_Aim of the exercise_:
Type the records out again in full, exactly.
═══ Given records ═══
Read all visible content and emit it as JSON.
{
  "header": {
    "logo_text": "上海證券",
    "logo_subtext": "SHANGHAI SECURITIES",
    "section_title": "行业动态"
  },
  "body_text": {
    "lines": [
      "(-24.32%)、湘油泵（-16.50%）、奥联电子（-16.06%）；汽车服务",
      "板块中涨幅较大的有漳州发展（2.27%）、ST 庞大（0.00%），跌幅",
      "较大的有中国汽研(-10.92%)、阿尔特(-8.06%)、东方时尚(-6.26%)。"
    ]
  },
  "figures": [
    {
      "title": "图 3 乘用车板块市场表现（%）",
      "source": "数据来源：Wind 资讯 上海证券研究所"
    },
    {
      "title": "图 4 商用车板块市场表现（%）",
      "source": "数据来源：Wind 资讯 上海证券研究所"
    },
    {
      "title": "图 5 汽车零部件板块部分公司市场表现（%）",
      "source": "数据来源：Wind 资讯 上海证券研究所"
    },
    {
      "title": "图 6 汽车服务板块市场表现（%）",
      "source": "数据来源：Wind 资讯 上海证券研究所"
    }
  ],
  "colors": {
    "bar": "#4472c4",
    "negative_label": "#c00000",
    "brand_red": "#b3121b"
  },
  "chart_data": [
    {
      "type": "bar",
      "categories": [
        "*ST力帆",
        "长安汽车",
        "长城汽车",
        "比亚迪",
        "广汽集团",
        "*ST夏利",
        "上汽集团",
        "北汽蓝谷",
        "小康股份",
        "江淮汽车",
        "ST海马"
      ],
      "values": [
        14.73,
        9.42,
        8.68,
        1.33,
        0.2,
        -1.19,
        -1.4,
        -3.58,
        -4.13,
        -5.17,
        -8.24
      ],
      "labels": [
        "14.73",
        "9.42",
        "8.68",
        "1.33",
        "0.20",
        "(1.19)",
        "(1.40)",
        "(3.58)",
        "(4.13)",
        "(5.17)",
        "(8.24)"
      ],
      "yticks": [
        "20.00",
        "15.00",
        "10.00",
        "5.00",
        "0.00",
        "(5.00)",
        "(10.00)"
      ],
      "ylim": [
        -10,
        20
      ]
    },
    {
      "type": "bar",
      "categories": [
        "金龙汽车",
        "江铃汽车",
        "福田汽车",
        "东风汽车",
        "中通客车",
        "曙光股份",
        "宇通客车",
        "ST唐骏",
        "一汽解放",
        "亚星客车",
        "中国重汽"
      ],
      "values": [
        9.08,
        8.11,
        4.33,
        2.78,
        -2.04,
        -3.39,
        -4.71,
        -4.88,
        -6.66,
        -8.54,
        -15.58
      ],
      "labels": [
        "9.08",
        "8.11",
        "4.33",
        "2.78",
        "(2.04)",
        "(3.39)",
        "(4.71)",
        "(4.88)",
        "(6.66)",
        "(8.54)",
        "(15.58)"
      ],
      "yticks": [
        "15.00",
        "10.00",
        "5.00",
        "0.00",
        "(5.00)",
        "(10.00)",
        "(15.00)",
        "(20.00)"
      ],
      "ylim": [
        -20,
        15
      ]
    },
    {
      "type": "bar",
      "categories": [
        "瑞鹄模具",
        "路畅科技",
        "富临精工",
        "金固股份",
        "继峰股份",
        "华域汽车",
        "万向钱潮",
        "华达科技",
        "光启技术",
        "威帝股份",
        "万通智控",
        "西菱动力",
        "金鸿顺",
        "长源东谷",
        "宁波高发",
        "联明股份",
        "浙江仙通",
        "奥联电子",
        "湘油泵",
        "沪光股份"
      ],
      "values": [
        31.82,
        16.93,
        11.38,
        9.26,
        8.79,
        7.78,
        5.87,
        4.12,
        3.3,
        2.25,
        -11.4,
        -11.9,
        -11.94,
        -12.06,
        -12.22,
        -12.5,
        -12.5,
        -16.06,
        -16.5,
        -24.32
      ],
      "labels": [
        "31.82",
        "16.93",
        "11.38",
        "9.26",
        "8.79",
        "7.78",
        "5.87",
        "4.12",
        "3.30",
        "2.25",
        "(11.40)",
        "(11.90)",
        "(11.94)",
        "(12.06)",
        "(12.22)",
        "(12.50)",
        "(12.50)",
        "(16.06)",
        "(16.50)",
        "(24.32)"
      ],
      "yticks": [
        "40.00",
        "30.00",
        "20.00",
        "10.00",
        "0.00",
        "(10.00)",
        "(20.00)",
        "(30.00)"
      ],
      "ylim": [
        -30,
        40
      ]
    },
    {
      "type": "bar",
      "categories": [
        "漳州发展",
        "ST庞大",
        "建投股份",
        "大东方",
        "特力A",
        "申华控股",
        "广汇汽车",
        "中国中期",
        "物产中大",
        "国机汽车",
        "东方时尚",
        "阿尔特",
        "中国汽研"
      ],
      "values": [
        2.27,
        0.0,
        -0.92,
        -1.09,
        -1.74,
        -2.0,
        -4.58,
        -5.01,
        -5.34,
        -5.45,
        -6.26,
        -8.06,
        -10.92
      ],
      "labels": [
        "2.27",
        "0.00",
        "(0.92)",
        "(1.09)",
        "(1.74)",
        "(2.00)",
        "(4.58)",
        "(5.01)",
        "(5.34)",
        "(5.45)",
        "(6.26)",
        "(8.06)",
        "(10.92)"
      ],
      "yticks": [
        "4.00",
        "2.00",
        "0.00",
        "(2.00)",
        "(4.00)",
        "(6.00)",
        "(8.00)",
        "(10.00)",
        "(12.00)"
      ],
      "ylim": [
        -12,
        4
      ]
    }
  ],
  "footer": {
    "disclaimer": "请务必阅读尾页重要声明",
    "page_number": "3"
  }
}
═══
_Result for this exercise_:
Read all visible content and emit it as JSON.
{
  "header": {
    "logo_text": "上海證券",
    "logo_subtext": "SHANGHAI SECURITIES",
    "section_title": "行业动态"
  },
  "body_text": {
    "lines": [
      "(-24.32%)、湘油泵（-16.50%）、奥联电子（-16.06%）；汽车服务",
      "板块中涨幅较大的有漳州发展（2.27%）、ST 庞大（0.00%），跌幅",
      "较大的有中国汽研(-10.92%)、阿尔特(-8.06%)、东方时尚(-6.26%)。"
    ]
  },
  "figures": [
    {
      "title": "图 3 乘用车板块市场表现（%）",
      "source": "数据来源：Wind 资讯 上海证券研究所"
    },
    {
      "title": "图 4 商用车板块市场表现（%）",
      "source": "数据来源：Wind 资讯 上海证券研究所"
    },
    {
      "title": "图 5 汽车零部件板块部分公司市场表现（%）",
      "source": "数据来源：Wind 资讯 上海证券研究所"
    },
    {
      "title": "图 6 汽车服务板块市场表现（%）",
      "source": "数据来源：Wind 资讯 上海证券研究所"
    }
  ],
  "colors": {
    "bar": "#4472c4",
    "negative_label": "#c00000",
    "brand_red": "#b3121b"
  },
  "chart_data": [
    {
      "type": "bar",
      "categories": [
        "*ST力帆",
        "长安汽车",
        "长城汽车",
        "比亚迪",
        "广汽集团",
        "*ST夏利",
        "上汽集团",
        "北汽蓝谷",
        "小康股份",
        "江淮汽车",
        "ST海马"
      ],
      "values": [
        14.73,
        9.42,
        8.68,
        1.33,
        0.2,
        -1.19,
        -1.4,
        -3.58,
        -4.13,
        -5.17,
        -8.24
      ],
      "labels": [
        "14.73",
        "9.42",
        "8.68",
        "1.33",
        "0.20",
        "(1.19)",
        "(1.40)",
        "(3.58)",
        "(4.13)",
        "(5.17)",
        "(8.24)"
      ],
      "yticks": [
        "20.00",
        "15.00",
        "10.00",
        "5.00",
        "0.00",
        "(5.00)",
        "(10.00)"
      ],
      "ylim": [
        -10,
        20
      ]
    },
    {
      "type": "bar",
      "categories": [
        "金龙汽车",
        "江铃汽车",
        "福田汽车",
        "东风汽车",
        "中通客车",
        "曙光股份",
        "宇通客车",
        "ST唐骏",
        "一汽解放",
        "亚星客车",
        "中国重汽"
      ],
      "values": [
        9.08,
        8.11,
        4.33,
        2.78,
        -2.04,
        -3.39,
        -4.71,
        -4.88,
        -6.66,
        -8.54,
        -15.58
      ],
      "labels": [
        "9.08",
        "8.11",
        "4.33",
        "2.78",
        "(2.04)",
        "(3.39)",
        "(4.71)",
        "(4.88)",
        "(6.66)",
        "(8.54)",
        "(15.58)"
      ],
      "yticks": [
        "15.00",
        "10.00",
        "5.00",
        "0.00",
        "(5.00)",
        "(10.00)",
        "(15.00)",
        "(20.00)"
      ],
      "ylim": [
        -20,
        15
      ]
    },
    {
      "type": "bar",
      "categories": [
        "瑞鹄模具",
        "路畅科技",
        "富临精工",
        "金固股份",
        "继峰股份",
        "华域汽车",
        "万向钱潮",
        "华达科技",
        "光启技术",
        "威帝股份",
        "万通智控",
        "西菱动力",
        "金鸿顺",
        "长源东谷",
        "宁波高发",
        "联明股份",
        "浙江仙通",
        "奥联电子",
        "湘油泵",
        "沪光股份"
      ],
      "values": [
        31.82,
        16.93,
        11.38,
        9.26,
        8.79,
        7.78,
        5.87,
        4.12,
        3.3,
        2.25,
        -11.4,
        -11.9,
        -11.94,
        -12.06,
        -12.22,
        -12.5,
        -12.5,
        -16.06,
        -16.5,
        -24.32
      ],
      "labels": [
        "31.82",
        "16.93",
        "11.38",
        "9.26",
        "8.79",
        "7.78",
        "5.87",
        "4.12",
        "3.30",
        "2.25",
        "(11.40)",
        "(11.90)",
        "(11.94)",
        "(12.06)",
        "(12.22)",
        "(12.50)",
        "(12.50)",
        "(16.06)",
        "(16.50)",
        "(24.32)"
      ],
      "yticks": [
        "40.00",
        "30.00",
        "20.00",
        "10.00",
        "0.00",
        "(10.00)",
        "(20.00)",
        "(30.00)"
      ],
      "ylim": [
        -30,
        40
      ]
    },
    {
      "type": "bar",
      "categories": [
        "漳州发展",
        "ST庞大",
        "建投股份",
        "大东方",
        "特力A",
        "申华控股",
        "广汇汽车",
        "中国中期",
        "物产中大",
        "国机汽车",
        "东方时尚",
        "阿尔特",
        "中国汽研"
      ],
      "values": [
        2.27,
        0.0,
        -0.92,
        -1.09,
        -1.74,
        -2.0,
        -4.58,
        -5.01,
        -5.34,
        -5.45,
        -6.26,
        -8.06,
        -10.92
      ],
      "labels": [
        "2.27",
        "0.00",
        "(0.92)",
        "(1.09)",
        "(1.74)",
        "(2.00)",
        "(4.58)",
        "(5.01)",
        "(5.34)",
        "(5.45)",
        "(6.26)",
        "(8.06)",
        "(10.92)"
      ],
      "yticks": [
        "4.00",
        "2.00",
        "0.00",
        "(2.00)",
        "(4.00)",
        "(6.00)",
        "(8.00)",
        "(10.00)",
        "(12.00)"
      ],
      "ylim": [
        -12,
        4
      ]
    }
  ],
  "footer": {
    "disclaimer": "请务必阅读尾页重要声明",
    "page_number": "3"
  }
}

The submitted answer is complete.